• _Dataset_
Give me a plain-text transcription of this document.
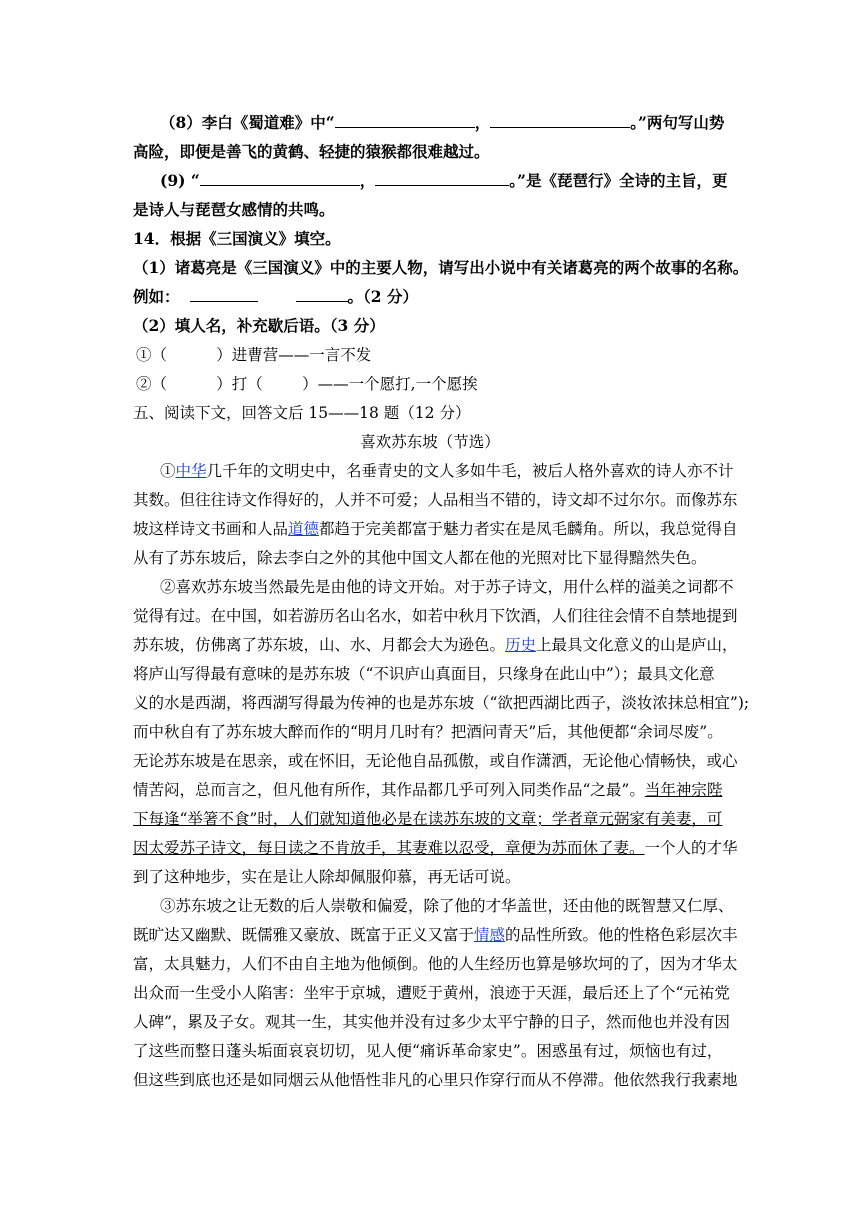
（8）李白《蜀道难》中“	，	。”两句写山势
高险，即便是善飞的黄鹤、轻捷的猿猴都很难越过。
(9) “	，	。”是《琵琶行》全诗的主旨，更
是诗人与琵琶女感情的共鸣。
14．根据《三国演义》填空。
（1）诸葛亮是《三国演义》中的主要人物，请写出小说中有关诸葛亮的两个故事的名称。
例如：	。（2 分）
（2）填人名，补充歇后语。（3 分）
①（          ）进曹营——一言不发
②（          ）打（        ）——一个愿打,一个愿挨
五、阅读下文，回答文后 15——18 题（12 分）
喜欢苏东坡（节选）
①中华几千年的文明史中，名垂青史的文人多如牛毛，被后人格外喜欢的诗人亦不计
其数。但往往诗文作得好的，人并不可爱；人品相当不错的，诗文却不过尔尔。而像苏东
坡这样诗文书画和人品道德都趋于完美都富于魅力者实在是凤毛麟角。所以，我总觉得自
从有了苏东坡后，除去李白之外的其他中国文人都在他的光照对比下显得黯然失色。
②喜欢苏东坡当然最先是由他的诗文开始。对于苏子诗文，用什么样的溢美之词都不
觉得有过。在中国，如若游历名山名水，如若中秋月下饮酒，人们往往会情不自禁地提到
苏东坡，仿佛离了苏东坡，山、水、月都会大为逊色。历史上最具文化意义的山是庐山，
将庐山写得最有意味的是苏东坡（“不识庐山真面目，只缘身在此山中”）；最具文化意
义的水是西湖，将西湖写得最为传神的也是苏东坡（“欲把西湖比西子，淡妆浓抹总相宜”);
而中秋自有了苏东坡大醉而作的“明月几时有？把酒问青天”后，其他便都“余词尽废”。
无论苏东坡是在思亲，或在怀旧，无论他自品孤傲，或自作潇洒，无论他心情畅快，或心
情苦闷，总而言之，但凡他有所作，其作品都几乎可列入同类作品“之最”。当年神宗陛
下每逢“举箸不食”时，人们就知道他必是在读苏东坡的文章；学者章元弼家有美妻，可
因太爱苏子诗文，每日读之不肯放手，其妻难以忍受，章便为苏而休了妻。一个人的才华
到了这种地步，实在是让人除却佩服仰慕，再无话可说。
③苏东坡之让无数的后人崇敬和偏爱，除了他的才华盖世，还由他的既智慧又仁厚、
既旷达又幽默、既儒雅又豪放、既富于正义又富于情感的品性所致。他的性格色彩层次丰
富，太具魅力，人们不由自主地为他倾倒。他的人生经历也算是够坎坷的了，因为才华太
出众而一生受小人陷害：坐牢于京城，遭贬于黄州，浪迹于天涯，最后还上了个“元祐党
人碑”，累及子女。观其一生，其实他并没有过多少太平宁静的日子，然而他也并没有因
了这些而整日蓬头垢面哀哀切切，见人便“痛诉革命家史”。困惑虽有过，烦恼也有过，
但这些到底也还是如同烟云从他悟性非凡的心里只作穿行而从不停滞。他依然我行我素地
---
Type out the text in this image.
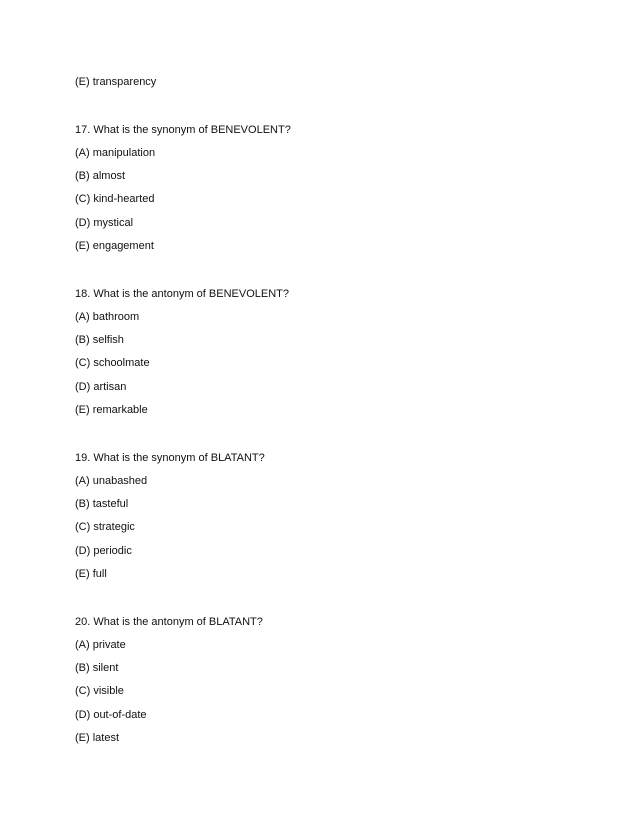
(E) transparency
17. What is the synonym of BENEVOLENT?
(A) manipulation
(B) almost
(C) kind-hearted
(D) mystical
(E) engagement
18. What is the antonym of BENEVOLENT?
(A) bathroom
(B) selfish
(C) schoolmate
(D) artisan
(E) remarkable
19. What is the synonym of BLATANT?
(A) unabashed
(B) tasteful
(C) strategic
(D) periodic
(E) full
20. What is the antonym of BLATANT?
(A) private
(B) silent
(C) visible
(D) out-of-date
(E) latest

• _What to work on_
Point out every line holding the string "text" and copy it.

• _Written reply_
Give me a plain-text transcription of this document.
Type out the text in this image.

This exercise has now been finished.